**Data entries**
^^^^^^^^
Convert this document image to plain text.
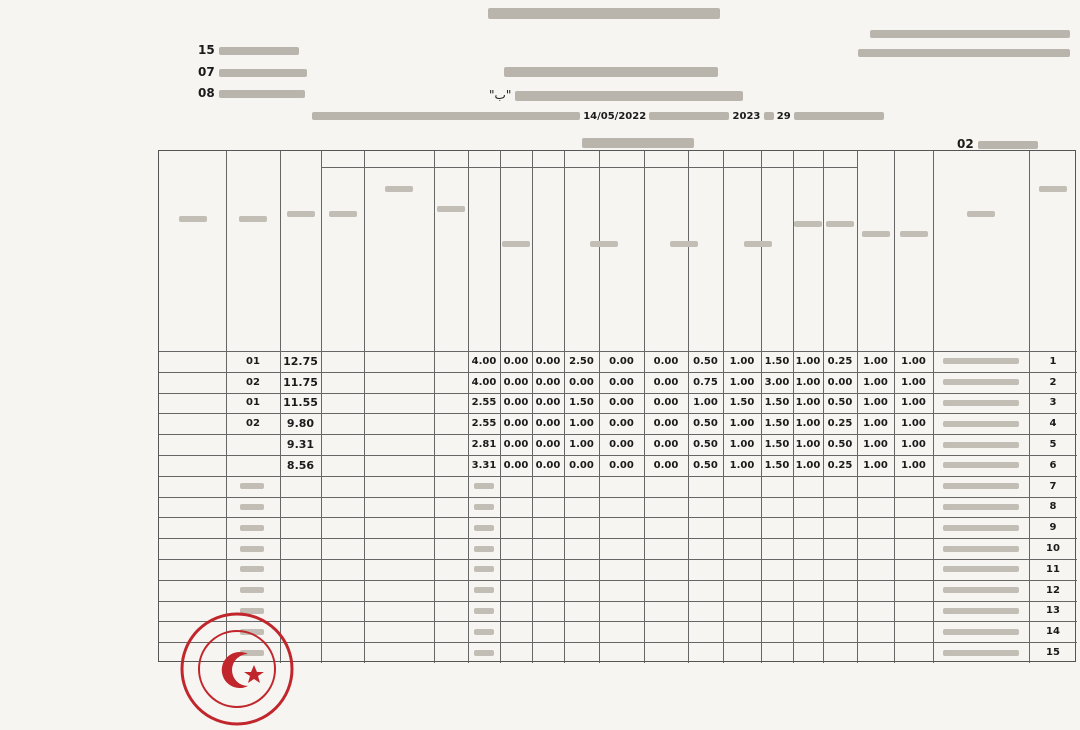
15
07
08	"ب"
14/05/2022	2023 29
02
1
2
3
4
5
6
7
8
9
10
11
12
13
14
15
1.00
1.00
0.25
1.00
1.50
1.00
0.50
0.00
0.00
2.50
0.00
0.00
4.00
12.75
01
1.00
1.00
0.00
1.00
3.00
1.00
0.75
0.00
0.00
0.00
0.00
0.00
4.00
11.75
02
1.00
1.00
0.50
1.00
1.50
1.50
1.00
0.00
0.00
1.50
0.00
0.00
2.55
11.55
01
1.00
1.00
0.25
1.00
1.50
1.00
0.50
0.00
0.00
1.00
0.00
0.00
2.55
9.80
02
1.00
1.00
0.50
1.00
1.50
1.00
0.50
0.00
0.00
1.00
0.00
0.00
2.81
9.31
1.00
1.00
0.25
1.00
1.50
1.00
0.50
0.00
0.00
0.00
0.00
0.00
3.31
8.56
^^^^^^^^
**SET EXERCISE**
Reproduce the records verbatim, omitting all images they contain.

**SOLUTION TO THE EXERCISE**
Convert this document image to plain text.
15
07
08	"ب"
14/05/2022	2023 29
02
1
2
3
4
5
6
7
8
9
10
11
12
13
14
15
1.00
1.00
0.25
1.00
1.50
1.00
0.50
0.00
0.00
2.50
0.00
0.00
4.00
12.75
01
1.00
1.00
0.00
1.00
3.00
1.00
0.75
0.00
0.00
0.00
0.00
0.00
4.00
11.75
02
1.00
1.00
0.50
1.00
1.50
1.50
1.00
0.00
0.00
1.50
0.00
0.00
2.55
11.55
01
1.00
1.00
0.25
1.00
1.50
1.00
0.50
0.00
0.00
1.00
0.00
0.00
2.55
9.80
02
1.00
1.00
0.50
1.00
1.50
1.00
0.50
0.00
0.00
1.00
0.00
0.00
2.81
9.31
1.00
1.00
0.25
1.00
1.50
1.00
0.50
0.00
0.00
0.00
0.00
0.00
3.31
8.56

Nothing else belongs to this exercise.